Raw records:
• • • •

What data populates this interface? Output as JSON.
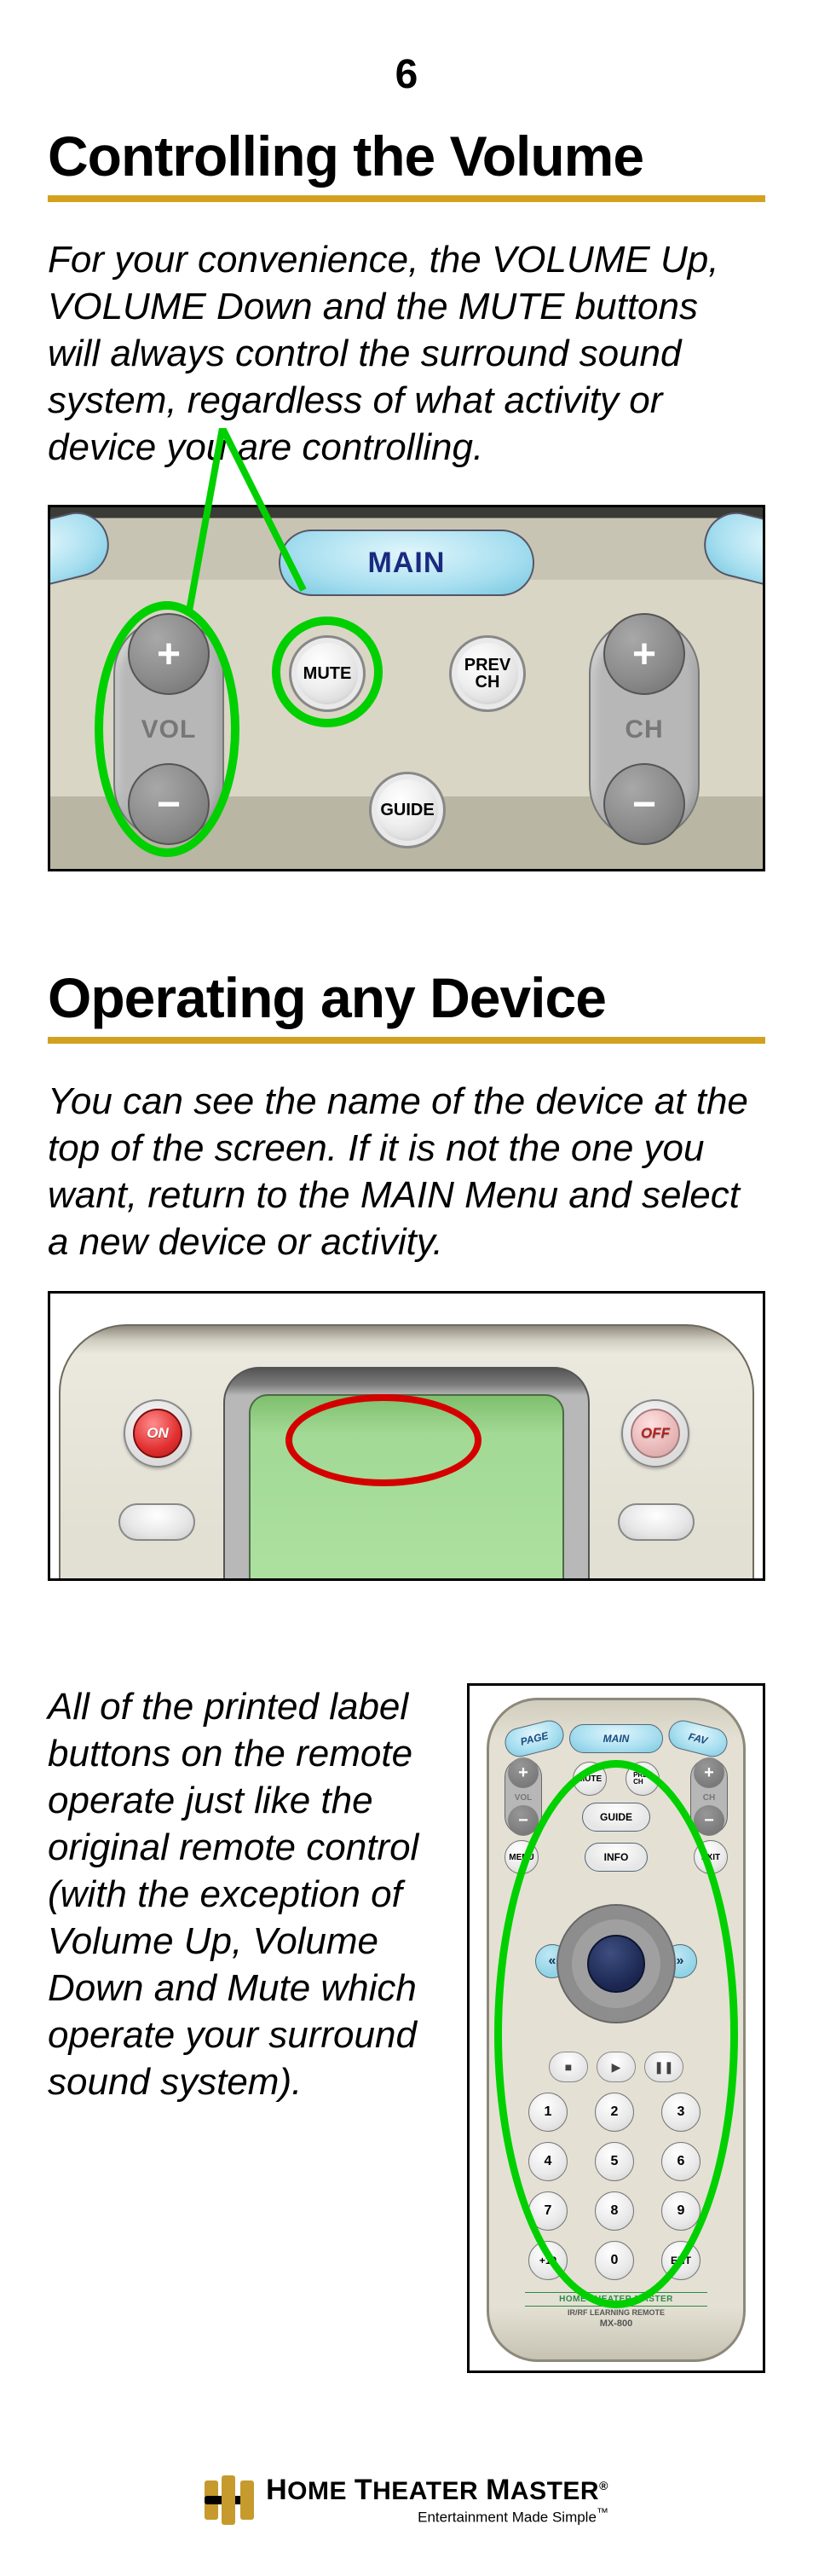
{
  "page_number": "6",
  "sections": {
    "s1": {
      "title": "Controlling the Volume",
      "intro": "For your convenience, the VOLUME Up, VOLUME Down and the MUTE buttons will always control the surround sound system, regardless of what activity or device you are controlling."
    },
    "s2": {
      "title": "Operating any Device",
      "intro": "You can see the name of the device at the top of the screen. If it is not the one you want, return to the MAIN Menu and select a new device or activity."
    },
    "s3": {
      "para": "All of the printed label buttons on the remote operate just like the original remote control (with the exception of Volume Up, Volume Down and Mute which operate your surround sound system)."
    }
  },
  "fig1": {
    "main": "MAIN",
    "mute": "MUTE",
    "prev_ch": "PREV\nCH",
    "guide": "GUIDE",
    "vol_label": "VOL",
    "ch_label": "CH",
    "plus": "+",
    "minus": "−"
  },
  "fig2": {
    "on": "ON",
    "off": "OFF"
  },
  "fig3": {
    "page": "PAGE",
    "main": "MAIN",
    "fav": "FAV",
    "mute": "MUTE",
    "prev": "PREV\nCH",
    "guide": "GUIDE",
    "menu": "MENU",
    "info": "INFO",
    "exit": "EXIT",
    "vol": "VOL",
    "ch": "CH",
    "stop": "■",
    "play": "▶",
    "pause": "❚❚",
    "left": "«",
    "right": "»",
    "nums": [
      "1",
      "2",
      "3",
      "4",
      "5",
      "6",
      "7",
      "8",
      "9",
      "+10",
      "0",
      "ENT"
    ],
    "brand": "HOME THEATER MASTER",
    "subbrand": "IR/RF LEARNING REMOTE",
    "model": "MX-800"
  },
  "footer": {
    "brand_1a": "H",
    "brand_1b": "OME",
    "brand_1c": "T",
    "brand_1d": "HEATER",
    "brand_1e": "M",
    "brand_1f": "ASTER",
    "reg": "®",
    "tagline": "Entertainment Made Simple",
    "tm": "™"
  }
}
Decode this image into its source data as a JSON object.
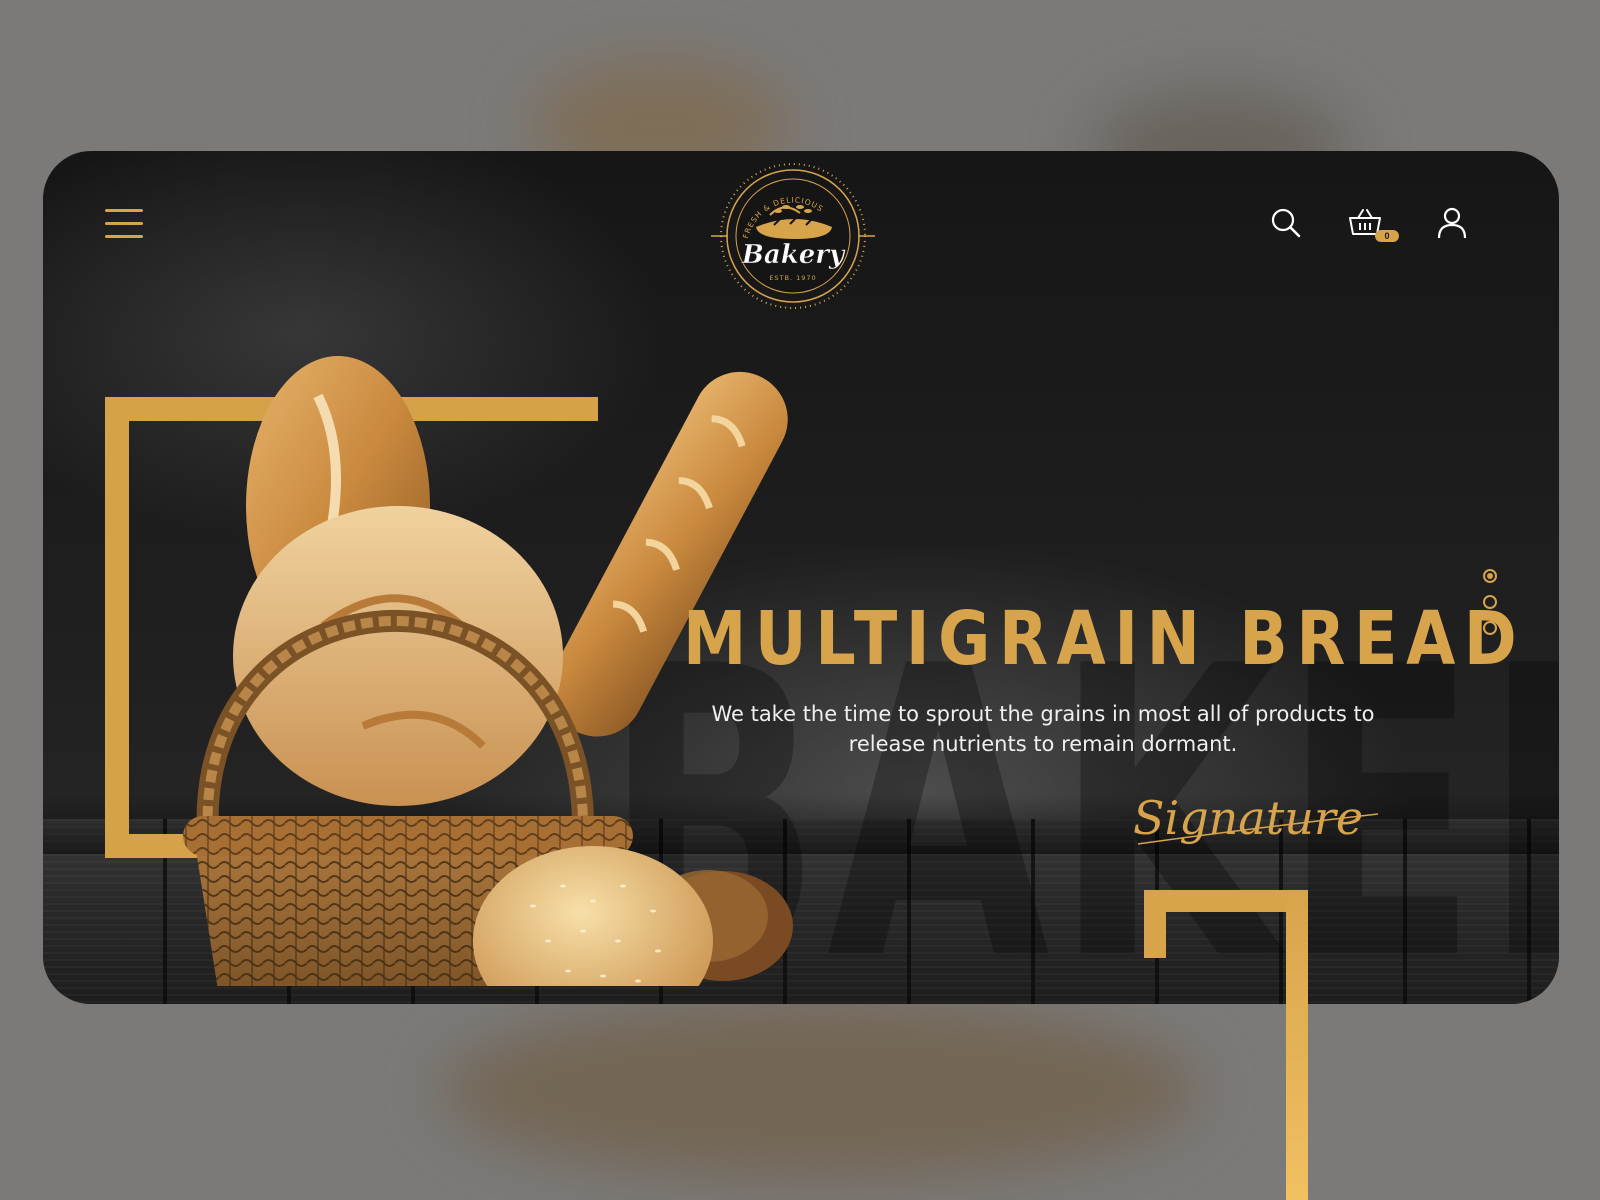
{
  "logo": {
    "text": "Bakery",
    "ring_text": "FRESH & DELICIOUS",
    "established": "ESTB. 1970"
  },
  "header": {
    "menu_icon": "hamburger-menu-icon",
    "search_icon": "search-icon",
    "cart_icon": "shopping-basket-icon",
    "cart_count": "0",
    "user_icon": "user-icon"
  },
  "hero": {
    "background_word": "BAKERY",
    "title": "MULTIGRAIN BREAD",
    "description": "We take the time to sprout the grains in most all of products to release nutrients to remain dormant.",
    "signature": "Signature",
    "slides": [
      {
        "active": true
      },
      {
        "active": false
      },
      {
        "active": false
      }
    ]
  },
  "colors": {
    "accent": "#d7a44b",
    "background": "#1c1c1c",
    "page_backdrop": "#7b7a79",
    "text": "#efefef"
  }
}
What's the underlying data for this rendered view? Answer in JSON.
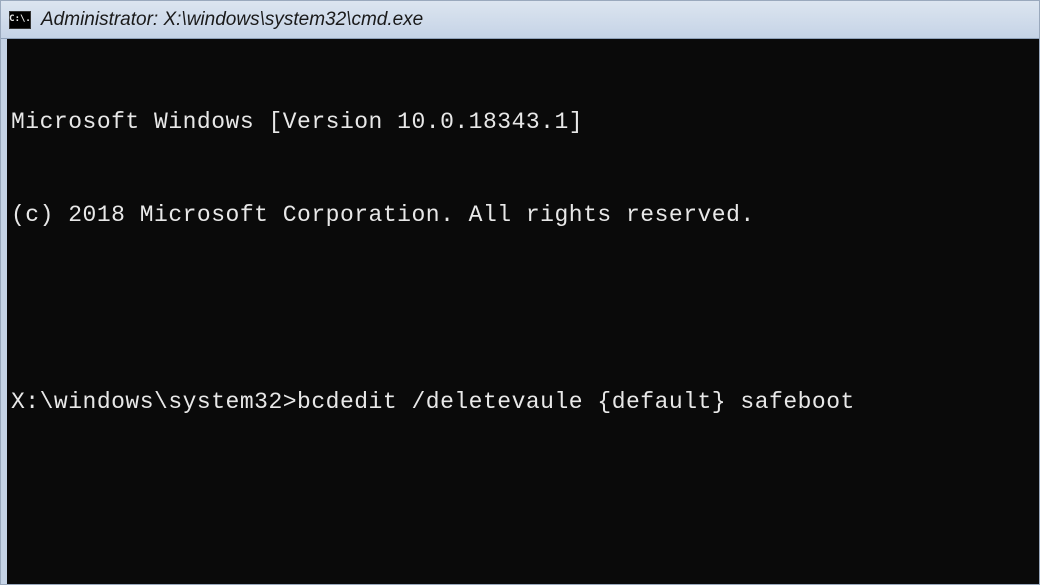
{
  "window": {
    "icon_label": "C:\\.",
    "title": "Administrator: X:\\windows\\system32\\cmd.exe"
  },
  "terminal": {
    "line1": "Microsoft Windows [Version 10.0.18343.1]",
    "line2": "(c) 2018 Microsoft Corporation. All rights reserved.",
    "prompt": "X:\\windows\\system32>",
    "command": "bcdedit /deletevaule {default} safeboot"
  }
}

• • • •

#### [Directions for this task]
Quote the records in full and exactly; skip any image.

#### [Answer to this exercise]
What data populates this interface? Output as JSON.
{
  "page_number": "6",
  "sections": {
    "s1": {
      "title": "Controlling the Volume",
      "intro": "For your convenience, the VOLUME Up, VOLUME Down and the MUTE buttons will always control the surround sound system, regardless of what activity or device you are controlling."
    },
    "s2": {
      "title": "Operating any Device",
      "intro": "You can see the name of the device at the top of the screen. If it is not the one you want, return to the MAIN Menu and select a new device or activity."
    },
    "s3": {
      "para": "All of the printed label buttons on the remote operate just like the original remote control (with the exception of Volume Up, Volume Down and Mute which operate your surround sound system)."
    }
  },
  "fig1": {
    "main": "MAIN",
    "mute": "MUTE",
    "prev_ch": "PREV\nCH",
    "guide": "GUIDE",
    "vol_label": "VOL",
    "ch_label": "CH",
    "plus": "+",
    "minus": "−"
  },
  "fig2": {
    "on": "ON",
    "off": "OFF"
  },
  "fig3": {
    "page": "PAGE",
    "main": "MAIN",
    "fav": "FAV",
    "mute": "MUTE",
    "prev": "PREV\nCH",
    "guide": "GUIDE",
    "menu": "MENU",
    "info": "INFO",
    "exit": "EXIT",
    "vol": "VOL",
    "ch": "CH",
    "stop": "■",
    "play": "▶",
    "pause": "❚❚",
    "left": "«",
    "right": "»",
    "nums": [
      "1",
      "2",
      "3",
      "4",
      "5",
      "6",
      "7",
      "8",
      "9",
      "+10",
      "0",
      "ENT"
    ],
    "brand": "HOME THEATER MASTER",
    "subbrand": "IR/RF LEARNING REMOTE",
    "model": "MX-800"
  },
  "footer": {
    "brand_1a": "H",
    "brand_1b": "OME",
    "brand_1c": "T",
    "brand_1d": "HEATER",
    "brand_1e": "M",
    "brand_1f": "ASTER",
    "reg": "®",
    "tagline": "Entertainment Made Simple",
    "tm": "™"
  }
}
Decode this image into its source data as a JSON object.
{
  "logo": {
    "text": "Bakery",
    "ring_text": "FRESH & DELICIOUS",
    "established": "ESTB. 1970"
  },
  "header": {
    "menu_icon": "hamburger-menu-icon",
    "search_icon": "search-icon",
    "cart_icon": "shopping-basket-icon",
    "cart_count": "0",
    "user_icon": "user-icon"
  },
  "hero": {
    "background_word": "BAKERY",
    "title": "MULTIGRAIN BREAD",
    "description": "We take the time to sprout the grains in most all of products to release nutrients to remain dormant.",
    "signature": "Signature",
    "slides": [
      {
        "active": true
      },
      {
        "active": false
      },
      {
        "active": false
      }
    ]
  },
  "colors": {
    "accent": "#d7a44b",
    "background": "#1c1c1c",
    "page_backdrop": "#7b7a79",
    "text": "#efefef"
  }
}
What's the underlying data for this rendered view? Answer in JSON.
{
  "window": {
    "icon_label": "C:\\.",
    "title": "Administrator: X:\\windows\\system32\\cmd.exe"
  },
  "terminal": {
    "line1": "Microsoft Windows [Version 10.0.18343.1]",
    "line2": "(c) 2018 Microsoft Corporation. All rights reserved.",
    "prompt": "X:\\windows\\system32>",
    "command": "bcdedit /deletevaule {default} safeboot"
  }
}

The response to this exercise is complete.